-- Start --

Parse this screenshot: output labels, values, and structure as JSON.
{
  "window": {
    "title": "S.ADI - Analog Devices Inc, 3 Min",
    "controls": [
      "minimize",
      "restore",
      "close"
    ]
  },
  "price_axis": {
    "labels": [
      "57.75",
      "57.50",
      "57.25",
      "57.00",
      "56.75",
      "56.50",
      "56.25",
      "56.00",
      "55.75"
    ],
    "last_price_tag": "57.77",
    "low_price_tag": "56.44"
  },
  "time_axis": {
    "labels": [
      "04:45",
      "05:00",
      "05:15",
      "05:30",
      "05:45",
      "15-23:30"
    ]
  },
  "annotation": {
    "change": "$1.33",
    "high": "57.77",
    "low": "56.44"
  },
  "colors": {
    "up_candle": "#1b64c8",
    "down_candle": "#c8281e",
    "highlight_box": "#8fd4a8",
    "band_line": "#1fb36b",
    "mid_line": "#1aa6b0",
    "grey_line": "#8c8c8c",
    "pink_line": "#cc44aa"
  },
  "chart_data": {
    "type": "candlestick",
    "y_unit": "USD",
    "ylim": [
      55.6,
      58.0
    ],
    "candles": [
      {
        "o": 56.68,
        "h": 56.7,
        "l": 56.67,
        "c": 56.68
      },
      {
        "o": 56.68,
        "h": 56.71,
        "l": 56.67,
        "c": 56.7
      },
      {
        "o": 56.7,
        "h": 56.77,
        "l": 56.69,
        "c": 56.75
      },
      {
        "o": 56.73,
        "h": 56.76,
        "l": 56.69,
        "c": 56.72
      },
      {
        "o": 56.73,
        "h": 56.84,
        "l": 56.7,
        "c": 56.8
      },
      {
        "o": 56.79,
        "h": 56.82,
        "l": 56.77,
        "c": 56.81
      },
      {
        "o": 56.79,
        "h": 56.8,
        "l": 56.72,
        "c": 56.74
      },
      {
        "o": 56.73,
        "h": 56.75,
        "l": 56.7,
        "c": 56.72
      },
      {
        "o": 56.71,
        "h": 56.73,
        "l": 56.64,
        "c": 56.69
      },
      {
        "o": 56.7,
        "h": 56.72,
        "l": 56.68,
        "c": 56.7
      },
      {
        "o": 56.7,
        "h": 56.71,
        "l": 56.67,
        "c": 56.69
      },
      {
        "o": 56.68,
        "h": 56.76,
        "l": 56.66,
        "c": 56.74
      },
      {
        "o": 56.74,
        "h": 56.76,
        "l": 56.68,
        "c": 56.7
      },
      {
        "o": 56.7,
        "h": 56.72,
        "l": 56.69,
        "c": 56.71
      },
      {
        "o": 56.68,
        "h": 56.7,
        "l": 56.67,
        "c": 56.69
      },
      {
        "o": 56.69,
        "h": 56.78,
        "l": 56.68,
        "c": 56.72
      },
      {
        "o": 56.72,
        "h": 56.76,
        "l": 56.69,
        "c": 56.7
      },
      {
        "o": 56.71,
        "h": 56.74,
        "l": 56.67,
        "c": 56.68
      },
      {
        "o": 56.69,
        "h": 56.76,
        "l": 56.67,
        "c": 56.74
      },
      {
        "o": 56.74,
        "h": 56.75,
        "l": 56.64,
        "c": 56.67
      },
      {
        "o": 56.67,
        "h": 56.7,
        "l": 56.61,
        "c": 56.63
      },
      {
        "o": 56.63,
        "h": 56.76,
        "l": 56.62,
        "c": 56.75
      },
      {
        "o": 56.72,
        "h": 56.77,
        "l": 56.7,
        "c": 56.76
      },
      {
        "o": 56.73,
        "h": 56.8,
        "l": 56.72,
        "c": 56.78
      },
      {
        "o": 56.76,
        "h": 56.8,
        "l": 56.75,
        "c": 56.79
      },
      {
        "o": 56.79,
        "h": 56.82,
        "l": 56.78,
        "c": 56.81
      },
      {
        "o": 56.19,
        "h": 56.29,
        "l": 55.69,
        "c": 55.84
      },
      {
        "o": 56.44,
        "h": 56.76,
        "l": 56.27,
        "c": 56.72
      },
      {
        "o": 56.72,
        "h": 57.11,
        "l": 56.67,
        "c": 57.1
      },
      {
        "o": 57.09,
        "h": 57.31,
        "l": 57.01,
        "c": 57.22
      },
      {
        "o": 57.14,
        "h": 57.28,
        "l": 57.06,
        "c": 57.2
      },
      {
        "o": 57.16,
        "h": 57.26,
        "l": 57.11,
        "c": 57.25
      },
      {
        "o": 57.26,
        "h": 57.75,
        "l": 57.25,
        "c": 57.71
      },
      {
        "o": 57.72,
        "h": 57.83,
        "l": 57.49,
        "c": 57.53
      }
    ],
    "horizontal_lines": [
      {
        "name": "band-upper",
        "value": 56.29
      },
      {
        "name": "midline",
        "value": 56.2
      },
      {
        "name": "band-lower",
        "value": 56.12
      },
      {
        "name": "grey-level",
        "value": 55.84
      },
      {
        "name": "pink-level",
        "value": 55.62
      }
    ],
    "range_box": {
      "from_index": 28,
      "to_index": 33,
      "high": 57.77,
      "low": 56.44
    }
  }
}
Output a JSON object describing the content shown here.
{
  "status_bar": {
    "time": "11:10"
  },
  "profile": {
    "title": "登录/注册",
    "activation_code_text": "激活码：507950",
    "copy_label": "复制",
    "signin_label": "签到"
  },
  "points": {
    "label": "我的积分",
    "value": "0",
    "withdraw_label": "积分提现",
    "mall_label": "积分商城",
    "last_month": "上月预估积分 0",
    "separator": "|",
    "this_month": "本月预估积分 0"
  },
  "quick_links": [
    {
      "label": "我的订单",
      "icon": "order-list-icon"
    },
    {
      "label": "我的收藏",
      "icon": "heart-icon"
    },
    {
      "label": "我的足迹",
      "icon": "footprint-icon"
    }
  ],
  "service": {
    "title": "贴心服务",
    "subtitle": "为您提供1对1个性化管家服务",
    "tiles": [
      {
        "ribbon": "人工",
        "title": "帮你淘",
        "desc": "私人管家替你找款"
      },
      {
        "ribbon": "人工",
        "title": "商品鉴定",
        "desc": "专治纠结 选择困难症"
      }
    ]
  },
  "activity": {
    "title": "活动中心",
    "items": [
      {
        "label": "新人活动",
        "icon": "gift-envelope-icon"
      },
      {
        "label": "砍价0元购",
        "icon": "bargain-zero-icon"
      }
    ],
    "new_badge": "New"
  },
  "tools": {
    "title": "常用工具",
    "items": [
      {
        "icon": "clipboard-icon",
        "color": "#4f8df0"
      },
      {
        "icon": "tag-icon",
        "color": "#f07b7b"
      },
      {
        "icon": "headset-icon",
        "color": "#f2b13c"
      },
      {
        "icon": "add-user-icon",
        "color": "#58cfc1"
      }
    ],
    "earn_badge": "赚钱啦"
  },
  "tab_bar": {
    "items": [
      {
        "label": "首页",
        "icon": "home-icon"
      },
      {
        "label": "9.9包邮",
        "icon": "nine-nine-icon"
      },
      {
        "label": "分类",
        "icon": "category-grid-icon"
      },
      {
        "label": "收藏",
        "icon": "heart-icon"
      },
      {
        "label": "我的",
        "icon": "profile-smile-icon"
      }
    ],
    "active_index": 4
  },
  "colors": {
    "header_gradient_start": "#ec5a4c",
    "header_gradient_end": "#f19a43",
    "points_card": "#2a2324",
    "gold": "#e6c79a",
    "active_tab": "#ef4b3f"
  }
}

-- End --

# Direction
Take the data above and return it exactly.

# Task response
Parse this screenshot: output labels, values, and structure as JSON.
{
  "window": {
    "title": "S.ADI - Analog Devices Inc, 3 Min",
    "controls": [
      "minimize",
      "restore",
      "close"
    ]
  },
  "price_axis": {
    "labels": [
      "57.75",
      "57.50",
      "57.25",
      "57.00",
      "56.75",
      "56.50",
      "56.25",
      "56.00",
      "55.75"
    ],
    "last_price_tag": "57.77",
    "low_price_tag": "56.44"
  },
  "time_axis": {
    "labels": [
      "04:45",
      "05:00",
      "05:15",
      "05:30",
      "05:45",
      "15-23:30"
    ]
  },
  "annotation": {
    "change": "$1.33",
    "high": "57.77",
    "low": "56.44"
  },
  "colors": {
    "up_candle": "#1b64c8",
    "down_candle": "#c8281e",
    "highlight_box": "#8fd4a8",
    "band_line": "#1fb36b",
    "mid_line": "#1aa6b0",
    "grey_line": "#8c8c8c",
    "pink_line": "#cc44aa"
  },
  "chart_data": {
    "type": "candlestick",
    "y_unit": "USD",
    "ylim": [
      55.6,
      58.0
    ],
    "candles": [
      {
        "o": 56.68,
        "h": 56.7,
        "l": 56.67,
        "c": 56.68
      },
      {
        "o": 56.68,
        "h": 56.71,
        "l": 56.67,
        "c": 56.7
      },
      {
        "o": 56.7,
        "h": 56.77,
        "l": 56.69,
        "c": 56.75
      },
      {
        "o": 56.73,
        "h": 56.76,
        "l": 56.69,
        "c": 56.72
      },
      {
        "o": 56.73,
        "h": 56.84,
        "l": 56.7,
        "c": 56.8
      },
      {
        "o": 56.79,
        "h": 56.82,
        "l": 56.77,
        "c": 56.81
      },
      {
        "o": 56.79,
        "h": 56.8,
        "l": 56.72,
        "c": 56.74
      },
      {
        "o": 56.73,
        "h": 56.75,
        "l": 56.7,
        "c": 56.72
      },
      {
        "o": 56.71,
        "h": 56.73,
        "l": 56.64,
        "c": 56.69
      },
      {
        "o": 56.7,
        "h": 56.72,
        "l": 56.68,
        "c": 56.7
      },
      {
        "o": 56.7,
        "h": 56.71,
        "l": 56.67,
        "c": 56.69
      },
      {
        "o": 56.68,
        "h": 56.76,
        "l": 56.66,
        "c": 56.74
      },
      {
        "o": 56.74,
        "h": 56.76,
        "l": 56.68,
        "c": 56.7
      },
      {
        "o": 56.7,
        "h": 56.72,
        "l": 56.69,
        "c": 56.71
      },
      {
        "o": 56.68,
        "h": 56.7,
        "l": 56.67,
        "c": 56.69
      },
      {
        "o": 56.69,
        "h": 56.78,
        "l": 56.68,
        "c": 56.72
      },
      {
        "o": 56.72,
        "h": 56.76,
        "l": 56.69,
        "c": 56.7
      },
      {
        "o": 56.71,
        "h": 56.74,
        "l": 56.67,
        "c": 56.68
      },
      {
        "o": 56.69,
        "h": 56.76,
        "l": 56.67,
        "c": 56.74
      },
      {
        "o": 56.74,
        "h": 56.75,
        "l": 56.64,
        "c": 56.67
      },
      {
        "o": 56.67,
        "h": 56.7,
        "l": 56.61,
        "c": 56.63
      },
      {
        "o": 56.63,
        "h": 56.76,
        "l": 56.62,
        "c": 56.75
      },
      {
        "o": 56.72,
        "h": 56.77,
        "l": 56.7,
        "c": 56.76
      },
      {
        "o": 56.73,
        "h": 56.8,
        "l": 56.72,
        "c": 56.78
      },
      {
        "o": 56.76,
        "h": 56.8,
        "l": 56.75,
        "c": 56.79
      },
      {
        "o": 56.79,
        "h": 56.82,
        "l": 56.78,
        "c": 56.81
      },
      {
        "o": 56.19,
        "h": 56.29,
        "l": 55.69,
        "c": 55.84
      },
      {
        "o": 56.44,
        "h": 56.76,
        "l": 56.27,
        "c": 56.72
      },
      {
        "o": 56.72,
        "h": 57.11,
        "l": 56.67,
        "c": 57.1
      },
      {
        "o": 57.09,
        "h": 57.31,
        "l": 57.01,
        "c": 57.22
      },
      {
        "o": 57.14,
        "h": 57.28,
        "l": 57.06,
        "c": 57.2
      },
      {
        "o": 57.16,
        "h": 57.26,
        "l": 57.11,
        "c": 57.25
      },
      {
        "o": 57.26,
        "h": 57.75,
        "l": 57.25,
        "c": 57.71
      },
      {
        "o": 57.72,
        "h": 57.83,
        "l": 57.49,
        "c": 57.53
      }
    ],
    "horizontal_lines": [
      {
        "name": "band-upper",
        "value": 56.29
      },
      {
        "name": "midline",
        "value": 56.2
      },
      {
        "name": "band-lower",
        "value": 56.12
      },
      {
        "name": "grey-level",
        "value": 55.84
      },
      {
        "name": "pink-level",
        "value": 55.62
      }
    ],
    "range_box": {
      "from_index": 28,
      "to_index": 33,
      "high": 57.77,
      "low": 56.44
    }
  }
}
Output a JSON object describing the content shown here.
{
  "status_bar": {
    "time": "11:10"
  },
  "profile": {
    "title": "登录/注册",
    "activation_code_text": "激活码：507950",
    "copy_label": "复制",
    "signin_label": "签到"
  },
  "points": {
    "label": "我的积分",
    "value": "0",
    "withdraw_label": "积分提现",
    "mall_label": "积分商城",
    "last_month": "上月预估积分 0",
    "separator": "|",
    "this_month": "本月预估积分 0"
  },
  "quick_links": [
    {
      "label": "我的订单",
      "icon": "order-list-icon"
    },
    {
      "label": "我的收藏",
      "icon": "heart-icon"
    },
    {
      "label": "我的足迹",
      "icon": "footprint-icon"
    }
  ],
  "service": {
    "title": "贴心服务",
    "subtitle": "为您提供1对1个性化管家服务",
    "tiles": [
      {
        "ribbon": "人工",
        "title": "帮你淘",
        "desc": "私人管家替你找款"
      },
      {
        "ribbon": "人工",
        "title": "商品鉴定",
        "desc": "专治纠结 选择困难症"
      }
    ]
  },
  "activity": {
    "title": "活动中心",
    "items": [
      {
        "label": "新人活动",
        "icon": "gift-envelope-icon"
      },
      {
        "label": "砍价0元购",
        "icon": "bargain-zero-icon"
      }
    ],
    "new_badge": "New"
  },
  "tools": {
    "title": "常用工具",
    "items": [
      {
        "icon": "clipboard-icon",
        "color": "#4f8df0"
      },
      {
        "icon": "tag-icon",
        "color": "#f07b7b"
      },
      {
        "icon": "headset-icon",
        "color": "#f2b13c"
      },
      {
        "icon": "add-user-icon",
        "color": "#58cfc1"
      }
    ],
    "earn_badge": "赚钱啦"
  },
  "tab_bar": {
    "items": [
      {
        "label": "首页",
        "icon": "home-icon"
      },
      {
        "label": "9.9包邮",
        "icon": "nine-nine-icon"
      },
      {
        "label": "分类",
        "icon": "category-grid-icon"
      },
      {
        "label": "收藏",
        "icon": "heart-icon"
      },
      {
        "label": "我的",
        "icon": "profile-smile-icon"
      }
    ],
    "active_index": 4
  },
  "colors": {
    "header_gradient_start": "#ec5a4c",
    "header_gradient_end": "#f19a43",
    "points_card": "#2a2324",
    "gold": "#e6c79a",
    "active_tab": "#ef4b3f"
  }
}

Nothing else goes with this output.